#### Set exercise
Tally the lines containing the word "this", and report the tally alone.

Stored records
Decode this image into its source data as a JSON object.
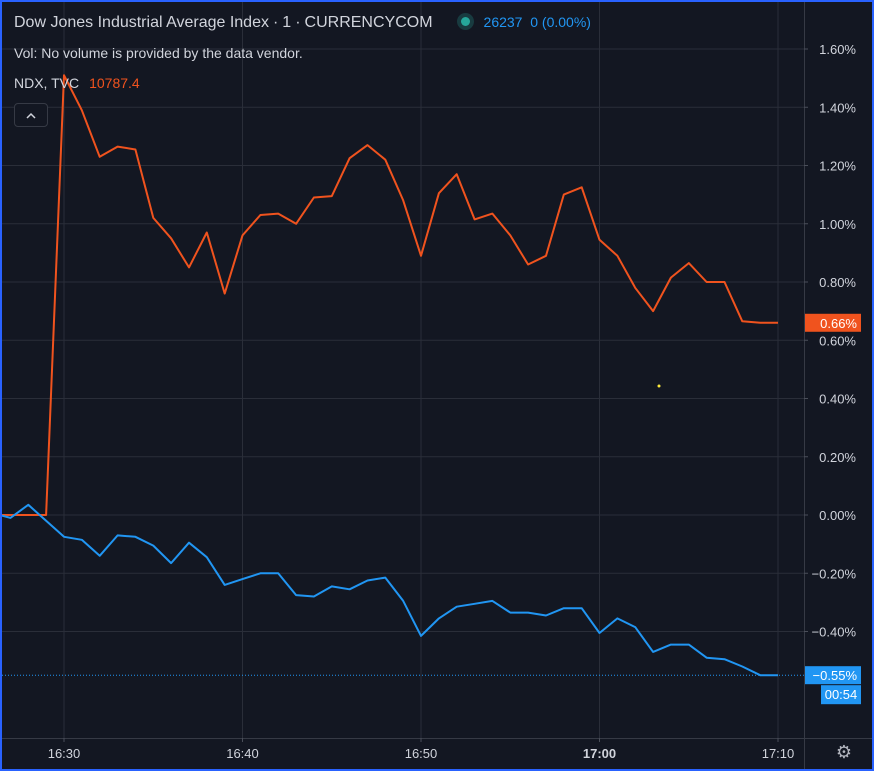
{
  "legend": {
    "symbol_title": "Dow Jones Industrial Average Index",
    "interval": "1",
    "exchange": "CURRENCYCOM",
    "last_price": "26237",
    "change": "0 (0.00%)",
    "volume_note": "Vol: No volume is provided by the data vendor.",
    "compare_symbol": "NDX, TVC",
    "compare_value": "10787.4"
  },
  "controls": {
    "collapse_icon": "chevron-up-icon",
    "settings_icon": "gear-icon"
  },
  "colors": {
    "background": "#131722",
    "grid": "#2a2e39",
    "dji_line": "#2196f3",
    "ndx_line": "#f0531e",
    "border": "#2962ff"
  },
  "chart_data": {
    "type": "line",
    "y_unit": "percent change",
    "ylim": [
      -0.8,
      1.7
    ],
    "y_ticks": [
      "1.60%",
      "1.40%",
      "1.20%",
      "1.00%",
      "0.80%",
      "0.60%",
      "0.40%",
      "0.20%",
      "0.00%",
      "−0.20%",
      "−0.40%"
    ],
    "y_tick_values": [
      1.6,
      1.4,
      1.2,
      1.0,
      0.8,
      0.6,
      0.4,
      0.2,
      0.0,
      -0.2,
      -0.4
    ],
    "x_ticks": [
      "16:30",
      "16:40",
      "16:50",
      "17:00",
      "17:10"
    ],
    "x_tick_values": [
      990,
      1000,
      1010,
      1020,
      1030
    ],
    "xlim": [
      986.4,
      1031.6
    ],
    "grid": true,
    "price_labels": [
      {
        "series": "NDX, TVC",
        "text": "0.66%"
      },
      {
        "series": "DJI",
        "text": "−0.55%"
      }
    ],
    "countdown": "00:54",
    "series": [
      {
        "name": "NDX, TVC",
        "color": "#f0531e",
        "x": [
          986.4,
          987.5,
          988.5,
          989.0,
          990.0,
          991.0,
          992.0,
          993.0,
          994.0,
          995.0,
          996.0,
          997.0,
          998.0,
          999.0,
          1000.0,
          1001.0,
          1002.0,
          1003.0,
          1004.0,
          1005.0,
          1006.0,
          1007.0,
          1008.0,
          1009.0,
          1010.0,
          1011.0,
          1012.0,
          1013.0,
          1014.0,
          1015.0,
          1016.0,
          1017.0,
          1018.0,
          1019.0,
          1020.0,
          1021.0,
          1022.0,
          1023.0,
          1024.0,
          1025.0,
          1026.0,
          1027.0,
          1028.0,
          1029.0,
          1030.0
        ],
        "y": [
          0.0,
          0.0,
          0.0,
          0.0,
          1.51,
          1.39,
          1.23,
          1.265,
          1.255,
          1.02,
          0.95,
          0.85,
          0.97,
          0.76,
          0.96,
          1.03,
          1.035,
          1.0,
          1.09,
          1.095,
          1.225,
          1.27,
          1.22,
          1.08,
          0.89,
          1.105,
          1.17,
          1.015,
          1.035,
          0.96,
          0.86,
          0.89,
          1.1,
          1.125,
          0.945,
          0.89,
          0.78,
          0.7,
          0.815,
          0.865,
          0.8,
          0.8,
          0.665,
          0.66,
          0.66
        ]
      },
      {
        "name": "DJI",
        "color": "#2196f3",
        "x": [
          986.4,
          987.0,
          988.0,
          989.0,
          990.0,
          991.0,
          992.0,
          993.0,
          994.0,
          995.0,
          996.0,
          997.0,
          998.0,
          999.0,
          1000.0,
          1001.0,
          1002.0,
          1003.0,
          1004.0,
          1005.0,
          1006.0,
          1007.0,
          1008.0,
          1009.0,
          1010.0,
          1011.0,
          1012.0,
          1013.0,
          1014.0,
          1015.0,
          1016.0,
          1017.0,
          1018.0,
          1019.0,
          1020.0,
          1021.0,
          1022.0,
          1023.0,
          1024.0,
          1025.0,
          1026.0,
          1027.0,
          1028.0,
          1029.0,
          1030.0
        ],
        "y": [
          0.0,
          -0.01,
          0.035,
          -0.02,
          -0.075,
          -0.085,
          -0.14,
          -0.07,
          -0.075,
          -0.105,
          -0.165,
          -0.095,
          -0.145,
          -0.24,
          -0.22,
          -0.2,
          -0.2,
          -0.275,
          -0.28,
          -0.245,
          -0.255,
          -0.225,
          -0.215,
          -0.295,
          -0.415,
          -0.355,
          -0.315,
          -0.305,
          -0.295,
          -0.335,
          -0.335,
          -0.345,
          -0.32,
          -0.32,
          -0.405,
          -0.355,
          -0.385,
          -0.47,
          -0.445,
          -0.445,
          -0.49,
          -0.495,
          -0.52,
          -0.55,
          -0.55
        ]
      }
    ]
  }
}
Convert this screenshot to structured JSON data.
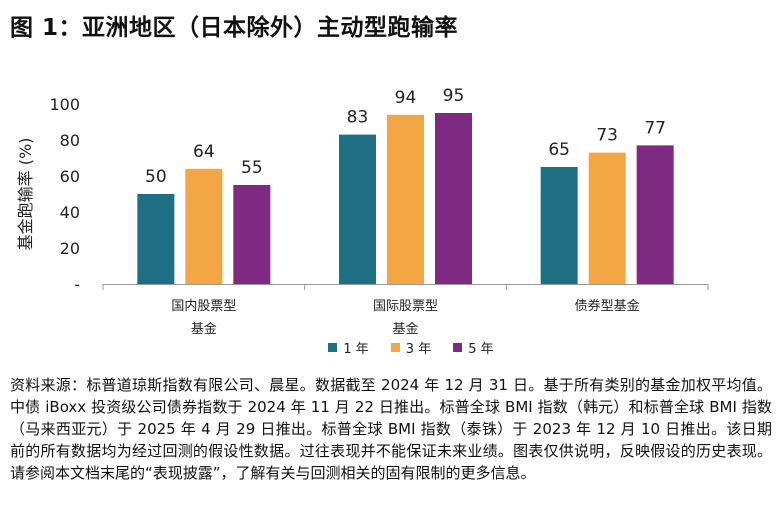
{
  "title": "图 1：亚洲地区（日本除外）主动型跑输率",
  "colors": {
    "s1": "#1f6f84",
    "s3": "#f2a744",
    "s5": "#7e2a82"
  },
  "chart_data": {
    "type": "bar",
    "ylabel": "基金跑输率 (%)",
    "ylim": [
      0,
      100
    ],
    "yticks": [
      "-",
      "20",
      "40",
      "60",
      "80",
      "100"
    ],
    "categories": [
      {
        "line1": "国内股票型",
        "line2": "基金"
      },
      {
        "line1": "国际股票型",
        "line2": "基金"
      },
      {
        "line1": "债券型基金",
        "line2": ""
      }
    ],
    "series": [
      {
        "name": "1 年",
        "values": [
          50,
          83,
          65
        ]
      },
      {
        "name": "3 年",
        "values": [
          64,
          94,
          73
        ]
      },
      {
        "name": "5 年",
        "values": [
          55,
          95,
          77
        ]
      }
    ],
    "legend_position": "bottom-center"
  },
  "note": "资料来源：标普道琼斯指数有限公司、晨星。数据截至 2024 年 12 月 31 日。基于所有类别的基金加权平均值。中债 iBoxx 投资级公司债券指数于 2024 年 11 月 22 日推出。标普全球 BMI 指数（韩元）和标普全球 BMI 指数（马来西亚元）于 2025 年 4 月 29 日推出。标普全球 BMI 指数（泰铢）于 2023 年 12 月 10 日推出。该日期前的所有数据均为经过回测的假设性数据。过往表现并不能保证未来业绩。图表仅供说明，反映假设的历史表现。请参阅本文档末尾的“表现披露”，了解有关与回测相关的固有限制的更多信息。"
}
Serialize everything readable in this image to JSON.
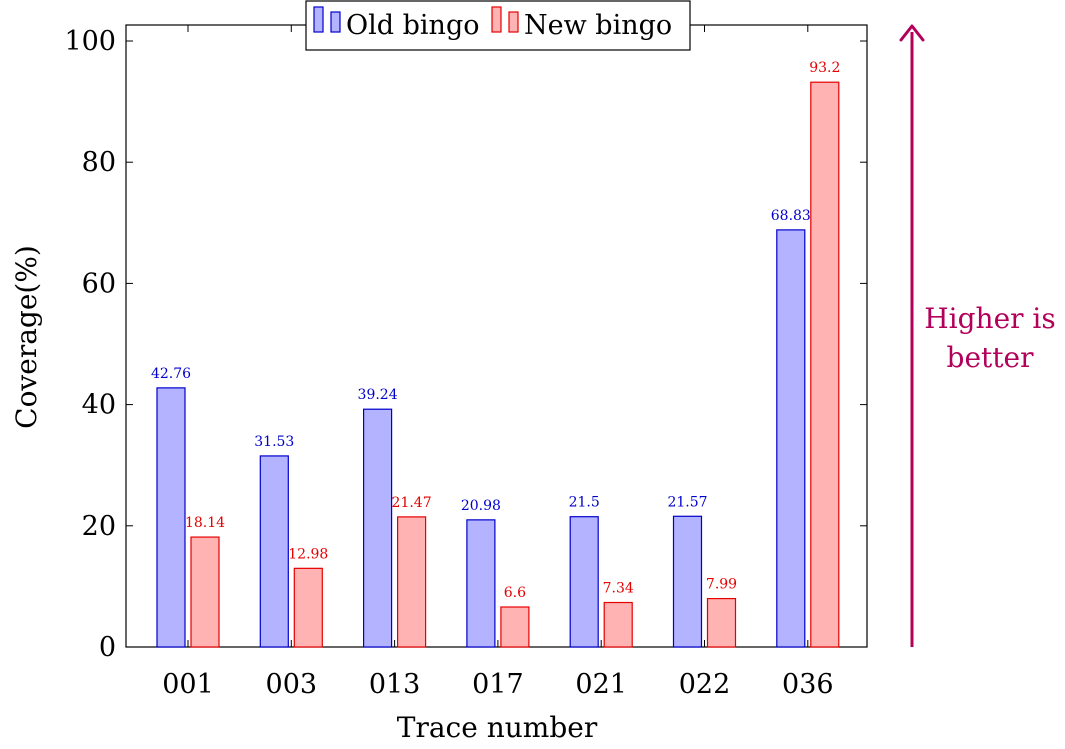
{
  "chart_data": {
    "type": "bar",
    "categories": [
      "001",
      "003",
      "013",
      "017",
      "021",
      "022",
      "036"
    ],
    "series": [
      {
        "name": "Old bingo",
        "values": [
          42.76,
          31.53,
          39.24,
          20.98,
          21.5,
          21.57,
          68.83
        ],
        "fill": "#b3b3ff",
        "stroke": "#0000cc",
        "label_color": "#0000cc"
      },
      {
        "name": "New bingo",
        "values": [
          18.14,
          12.98,
          21.47,
          6.6,
          7.34,
          7.99,
          93.2
        ],
        "fill": "#ffb3b3",
        "stroke": "#e60000",
        "label_color": "#e60000"
      }
    ],
    "xlabel": "Trace number",
    "ylabel": "Coverage(%)",
    "ylim": [
      0,
      100
    ],
    "yticks": [
      0,
      20,
      40,
      60,
      80,
      100
    ],
    "legend_position": "top-center",
    "grid": false
  },
  "annotation": {
    "line1": "Higher is",
    "line2": "better",
    "color": "#b3005a"
  }
}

#### Written solution
3